Isolate every line in the data with the string "screenshot" and copy it.

####

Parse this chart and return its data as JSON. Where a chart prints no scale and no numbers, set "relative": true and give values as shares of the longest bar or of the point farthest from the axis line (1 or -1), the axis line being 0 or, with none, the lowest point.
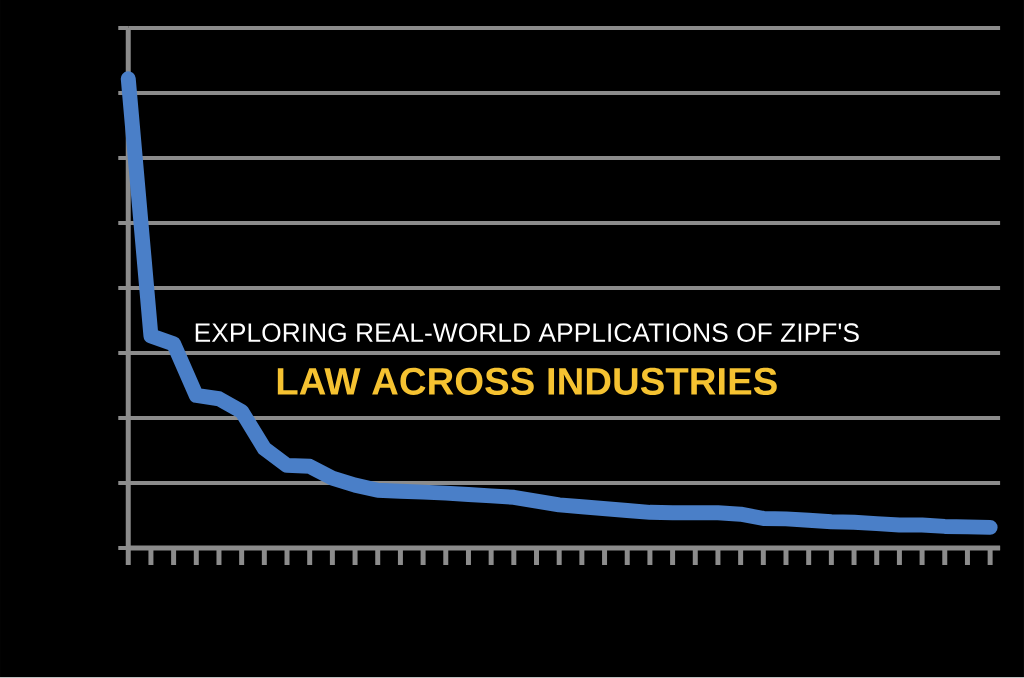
{
  "chart_data": {
    "type": "line",
    "title": "EXPLORING REAL-WORLD APPLICATIONS OF ZIPF'S",
    "subtitle": "LAW ACROSS INDUSTRIES",
    "categories": [
      null,
      null,
      null,
      null,
      null,
      null,
      null,
      null,
      null,
      null,
      null,
      null,
      null,
      null,
      null,
      null,
      null,
      null,
      null,
      null,
      null,
      null,
      null,
      null,
      null,
      null,
      null,
      null,
      null,
      null,
      null,
      null,
      null,
      null,
      null,
      null,
      null,
      null,
      null
    ],
    "values": [
      1,
      0.452,
      0.435,
      0.325,
      0.318,
      0.291,
      0.212,
      0.176,
      0.174,
      0.149,
      0.134,
      0.123,
      0.121,
      0.119,
      0.117,
      0.114,
      0.111,
      0.108,
      0.1,
      0.092,
      0.088,
      0.084,
      0.08,
      0.076,
      0.075,
      0.075,
      0.075,
      0.072,
      0.063,
      0.062,
      0.059,
      0.056,
      0.055,
      0.052,
      0.049,
      0.049,
      0.046,
      0.045,
      0.044
    ],
    "color": "#4a7fc8",
    "relative": true,
    "grid": "y"
  }
}
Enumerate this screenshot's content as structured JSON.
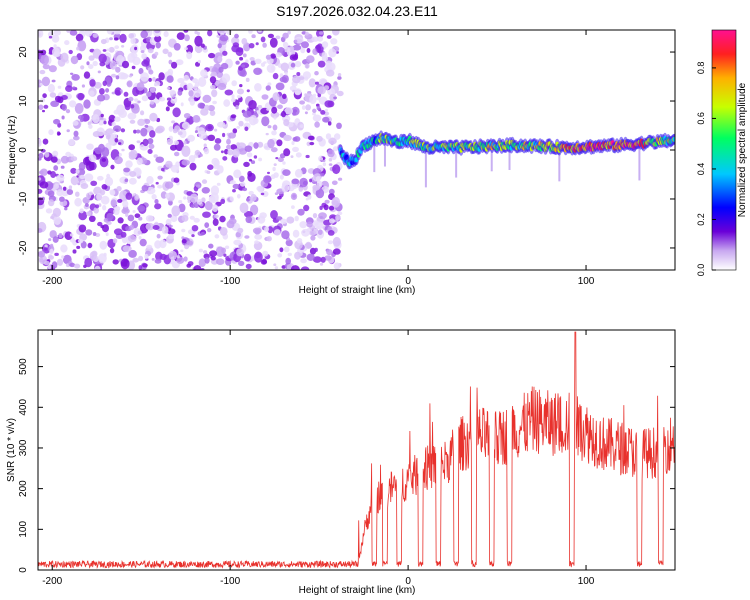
{
  "title": "S197.2026.032.04.23.E11",
  "colors": {
    "snr_line": "#e8312c",
    "dots": "#8a2be2",
    "axes": "#000000",
    "colormap": [
      "#ffffff",
      "#6a00d8",
      "#0000ff",
      "#00c8ff",
      "#00ff60",
      "#c8ff00",
      "#ffb000",
      "#ff2020",
      "#ff1090"
    ]
  },
  "chart_data": [
    {
      "type": "heatmap",
      "title": "S197.2026.032.04.23.E11",
      "xlabel": "Height of straight line (km)",
      "ylabel": "Frequency (Hz)",
      "xlim": [
        -208,
        150
      ],
      "ylim": [
        -24.5,
        24.5
      ],
      "xticks": [
        -200,
        -100,
        0,
        100
      ],
      "xtick_labels": [
        "-200",
        "-100",
        "0",
        "100"
      ],
      "yticks": [
        -20,
        -10,
        0,
        10,
        20
      ],
      "ytick_labels": [
        "-20",
        "-10",
        "0",
        "10",
        "20"
      ],
      "noise_region_km": [
        -208,
        -38
      ],
      "ridge": {
        "x_start": -38,
        "x_end": 150,
        "frequency_hz": [
          [
            -38,
            -0.5
          ],
          [
            -33,
            -2.5
          ],
          [
            -30,
            -2.0
          ],
          [
            -25,
            1.0
          ],
          [
            -15,
            2.5
          ],
          [
            -5,
            1.5
          ],
          [
            0,
            2.0
          ],
          [
            10,
            0.5
          ],
          [
            30,
            0.5
          ],
          [
            60,
            1.0
          ],
          [
            90,
            0.5
          ],
          [
            120,
            1.0
          ],
          [
            150,
            2.0
          ]
        ],
        "amplitude": [
          [
            -38,
            0.45
          ],
          [
            -10,
            0.55
          ],
          [
            10,
            0.6
          ],
          [
            50,
            0.7
          ],
          [
            80,
            0.7
          ],
          [
            100,
            0.9
          ],
          [
            130,
            0.85
          ],
          [
            150,
            0.6
          ]
        ]
      },
      "colorbar": {
        "label": "Normalized spectral amplitude",
        "range": [
          0.0,
          0.95
        ],
        "ticks": [
          0.0,
          0.2,
          0.4,
          0.6,
          0.8
        ],
        "tick_labels": [
          "0.0",
          "0.2",
          "0.4",
          "0.6",
          "0.8"
        ]
      }
    },
    {
      "type": "line",
      "xlabel": "Height of straight line (km)",
      "ylabel": "SNR (10 * v/v)",
      "xlim": [
        -208,
        150
      ],
      "ylim": [
        0,
        590
      ],
      "xticks": [
        -200,
        -100,
        0,
        100
      ],
      "xtick_labels": [
        "-200",
        "-100",
        "0",
        "100"
      ],
      "yticks": [
        0,
        100,
        200,
        300,
        400,
        500
      ],
      "ytick_labels": [
        "0",
        "100",
        "200",
        "300",
        "400",
        "500"
      ],
      "series": [
        {
          "name": "SNR",
          "envelope": [
            [
              -208,
              15
            ],
            [
              -28,
              15
            ],
            [
              -25,
              90
            ],
            [
              -20,
              170
            ],
            [
              -10,
              200
            ],
            [
              0,
              220
            ],
            [
              10,
              250
            ],
            [
              20,
              260
            ],
            [
              30,
              310
            ],
            [
              40,
              330
            ],
            [
              50,
              320
            ],
            [
              60,
              340
            ],
            [
              70,
              370
            ],
            [
              80,
              360
            ],
            [
              90,
              360
            ],
            [
              95,
              350
            ],
            [
              100,
              340
            ],
            [
              110,
              310
            ],
            [
              120,
              300
            ],
            [
              130,
              285
            ],
            [
              140,
              290
            ],
            [
              150,
              320
            ]
          ],
          "dropouts_km": [
            -19,
            -13,
            -5,
            7,
            17,
            27,
            37,
            47,
            57,
            92,
            130,
            142
          ],
          "peak": [
            94,
            585
          ]
        }
      ]
    }
  ]
}
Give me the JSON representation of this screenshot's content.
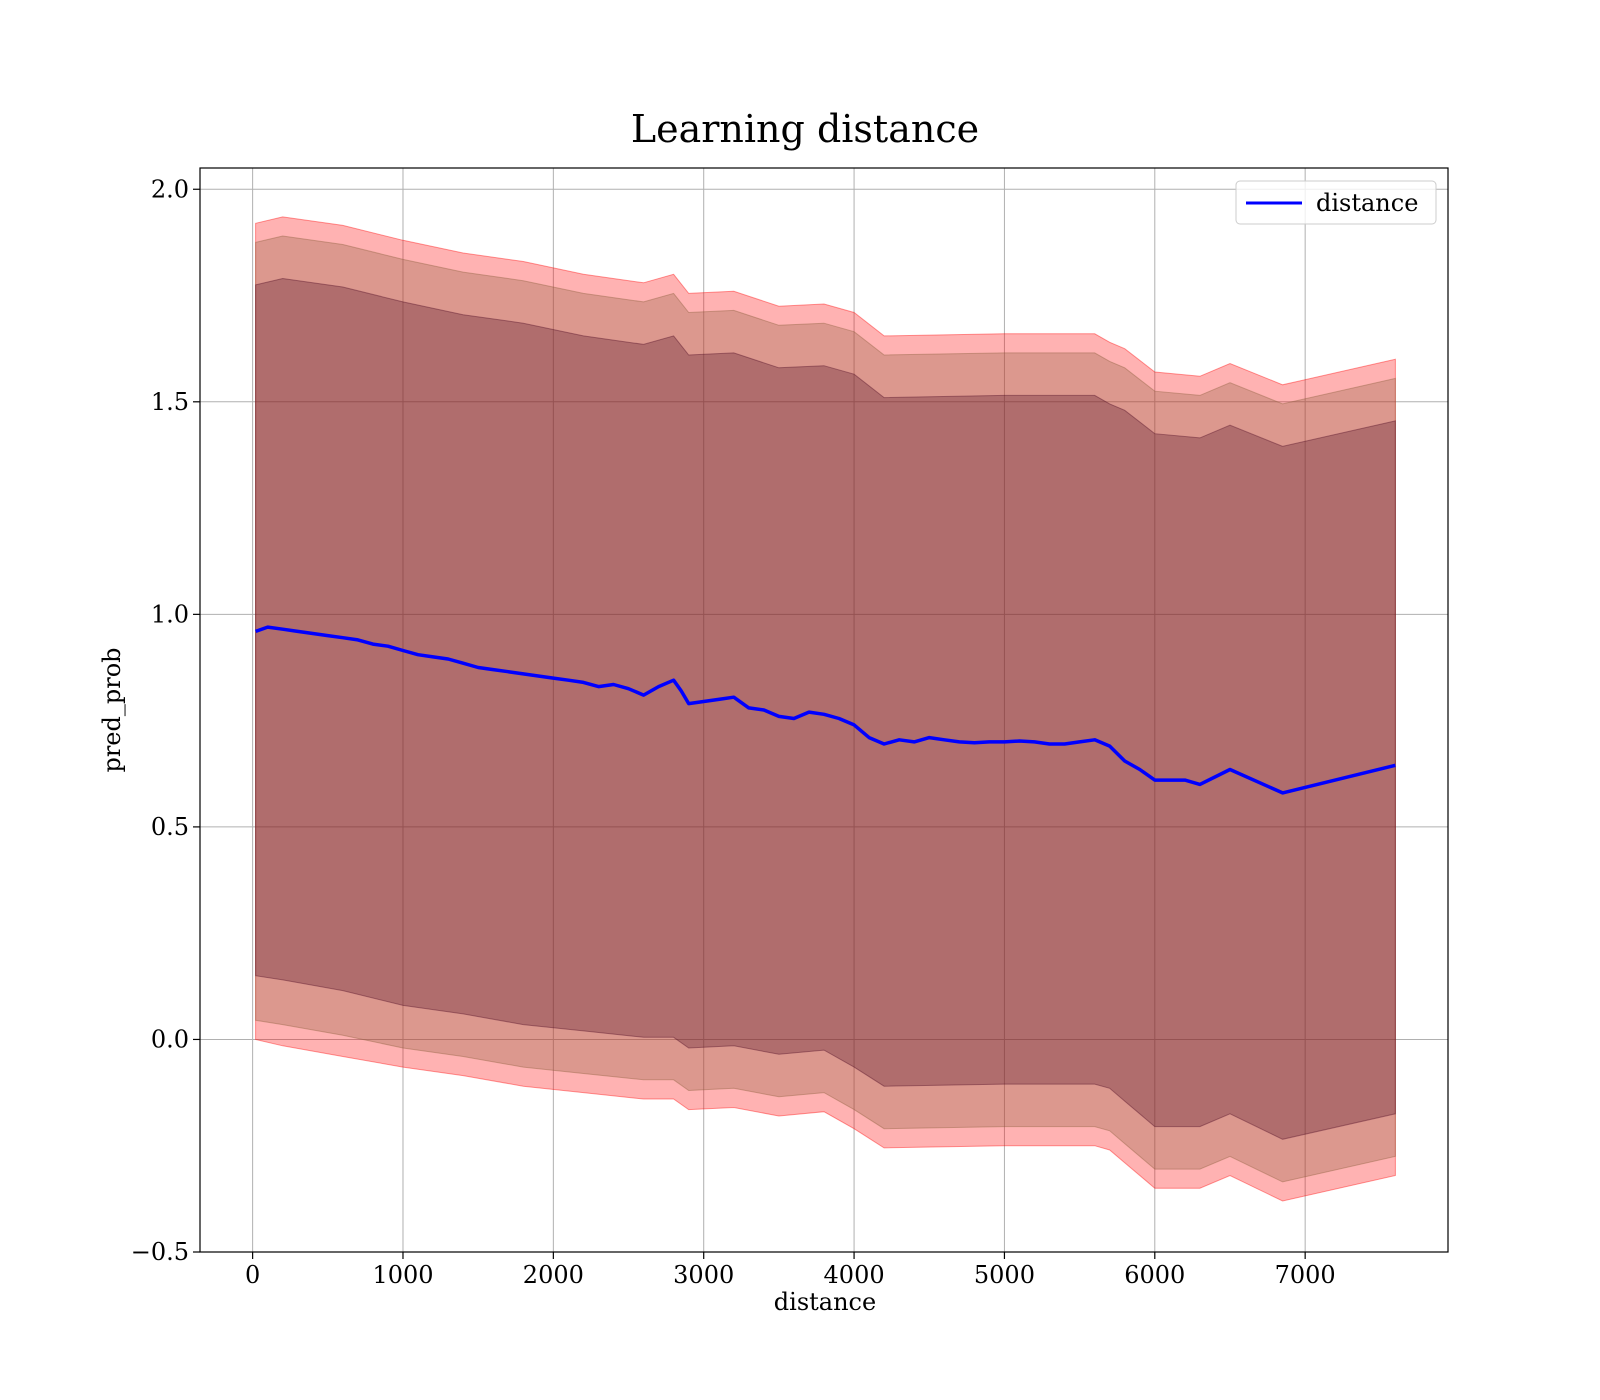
{
  "chart_data": {
    "type": "line",
    "title": "Learning distance",
    "xlabel": "distance",
    "ylabel": "pred_prob",
    "xlim": [
      -350,
      7950
    ],
    "ylim": [
      -0.5,
      2.05
    ],
    "xticks": [
      0,
      1000,
      2000,
      3000,
      4000,
      5000,
      6000,
      7000
    ],
    "yticks": [
      -0.5,
      0.0,
      0.5,
      1.0,
      1.5,
      2.0
    ],
    "xtick_labels": [
      "0",
      "1000",
      "2000",
      "3000",
      "4000",
      "5000",
      "6000",
      "7000"
    ],
    "ytick_labels": [
      "−0.5",
      "0.0",
      "0.5",
      "1.0",
      "1.5",
      "2.0"
    ],
    "grid": true,
    "legend_position": "top-right",
    "series": [
      {
        "name": "distance",
        "color": "#0000ff",
        "x": [
          20,
          100,
          200,
          300,
          400,
          500,
          600,
          700,
          800,
          900,
          1000,
          1100,
          1200,
          1300,
          1400,
          1500,
          1600,
          1700,
          1800,
          1900,
          2000,
          2100,
          2200,
          2300,
          2400,
          2500,
          2600,
          2700,
          2800,
          2850,
          2900,
          3000,
          3100,
          3200,
          3300,
          3400,
          3500,
          3600,
          3700,
          3800,
          3900,
          4000,
          4100,
          4200,
          4300,
          4400,
          4500,
          4600,
          4700,
          4800,
          4900,
          5000,
          5100,
          5200,
          5300,
          5400,
          5500,
          5600,
          5700,
          5800,
          5900,
          6000,
          6200,
          6300,
          6500,
          6850,
          7600
        ],
        "y": [
          0.96,
          0.97,
          0.965,
          0.96,
          0.955,
          0.95,
          0.945,
          0.94,
          0.93,
          0.925,
          0.915,
          0.905,
          0.9,
          0.895,
          0.885,
          0.875,
          0.87,
          0.865,
          0.86,
          0.855,
          0.85,
          0.845,
          0.84,
          0.83,
          0.835,
          0.825,
          0.81,
          0.83,
          0.845,
          0.82,
          0.79,
          0.795,
          0.8,
          0.805,
          0.78,
          0.775,
          0.76,
          0.755,
          0.77,
          0.765,
          0.755,
          0.74,
          0.71,
          0.695,
          0.705,
          0.7,
          0.71,
          0.705,
          0.7,
          0.698,
          0.7,
          0.7,
          0.702,
          0.7,
          0.695,
          0.695,
          0.7,
          0.705,
          0.69,
          0.655,
          0.635,
          0.61,
          0.61,
          0.6,
          0.635,
          0.58,
          0.645
        ]
      }
    ],
    "bands": [
      {
        "color": "#ff0000",
        "opacity": 0.3,
        "x": [
          20,
          200,
          600,
          1000,
          1400,
          1800,
          2200,
          2600,
          2800,
          2900,
          3200,
          3500,
          3800,
          4000,
          4200,
          5000,
          5600,
          5700,
          5800,
          6000,
          6300,
          6500,
          6850,
          7600
        ],
        "lower": [
          0.0,
          -0.015,
          -0.04,
          -0.065,
          -0.085,
          -0.11,
          -0.125,
          -0.14,
          -0.14,
          -0.165,
          -0.16,
          -0.18,
          -0.17,
          -0.21,
          -0.255,
          -0.25,
          -0.25,
          -0.26,
          -0.29,
          -0.35,
          -0.35,
          -0.32,
          -0.38,
          -0.32
        ],
        "upper": [
          1.92,
          1.935,
          1.915,
          1.88,
          1.85,
          1.83,
          1.8,
          1.78,
          1.8,
          1.755,
          1.76,
          1.725,
          1.73,
          1.71,
          1.655,
          1.66,
          1.66,
          1.64,
          1.625,
          1.57,
          1.56,
          1.59,
          1.54,
          1.6
        ]
      },
      {
        "color": "#8b5e3c",
        "opacity": 0.3,
        "x": [
          20,
          200,
          600,
          1000,
          1400,
          1800,
          2200,
          2600,
          2800,
          2900,
          3200,
          3500,
          3800,
          4000,
          4200,
          5000,
          5600,
          5700,
          5800,
          6000,
          6300,
          6500,
          6850,
          7600
        ],
        "lower": [
          0.045,
          0.035,
          0.01,
          -0.02,
          -0.04,
          -0.065,
          -0.08,
          -0.095,
          -0.095,
          -0.12,
          -0.115,
          -0.135,
          -0.125,
          -0.165,
          -0.21,
          -0.205,
          -0.205,
          -0.215,
          -0.245,
          -0.305,
          -0.305,
          -0.275,
          -0.335,
          -0.275
        ],
        "upper": [
          1.875,
          1.89,
          1.87,
          1.835,
          1.805,
          1.785,
          1.755,
          1.735,
          1.755,
          1.71,
          1.715,
          1.68,
          1.685,
          1.665,
          1.61,
          1.615,
          1.615,
          1.595,
          1.58,
          1.525,
          1.515,
          1.545,
          1.495,
          1.555
        ]
      },
      {
        "color": "#4d0a22",
        "opacity": 0.3,
        "x": [
          20,
          200,
          600,
          1000,
          1400,
          1800,
          2200,
          2600,
          2800,
          2900,
          3200,
          3500,
          3800,
          4000,
          4200,
          5000,
          5600,
          5700,
          5800,
          6000,
          6300,
          6500,
          6850,
          7600
        ],
        "lower": [
          0.15,
          0.14,
          0.115,
          0.08,
          0.06,
          0.035,
          0.02,
          0.005,
          0.005,
          -0.02,
          -0.015,
          -0.035,
          -0.025,
          -0.065,
          -0.11,
          -0.105,
          -0.105,
          -0.115,
          -0.145,
          -0.205,
          -0.205,
          -0.175,
          -0.235,
          -0.175
        ],
        "upper": [
          1.775,
          1.79,
          1.77,
          1.735,
          1.705,
          1.685,
          1.655,
          1.635,
          1.655,
          1.61,
          1.615,
          1.58,
          1.585,
          1.565,
          1.51,
          1.515,
          1.515,
          1.495,
          1.48,
          1.425,
          1.415,
          1.445,
          1.395,
          1.455
        ]
      }
    ]
  }
}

####

## THE COMPLETED TASK
Enumerate this screenshot's content as structured JSON.
Give me the JSON representation of this screenshot's content.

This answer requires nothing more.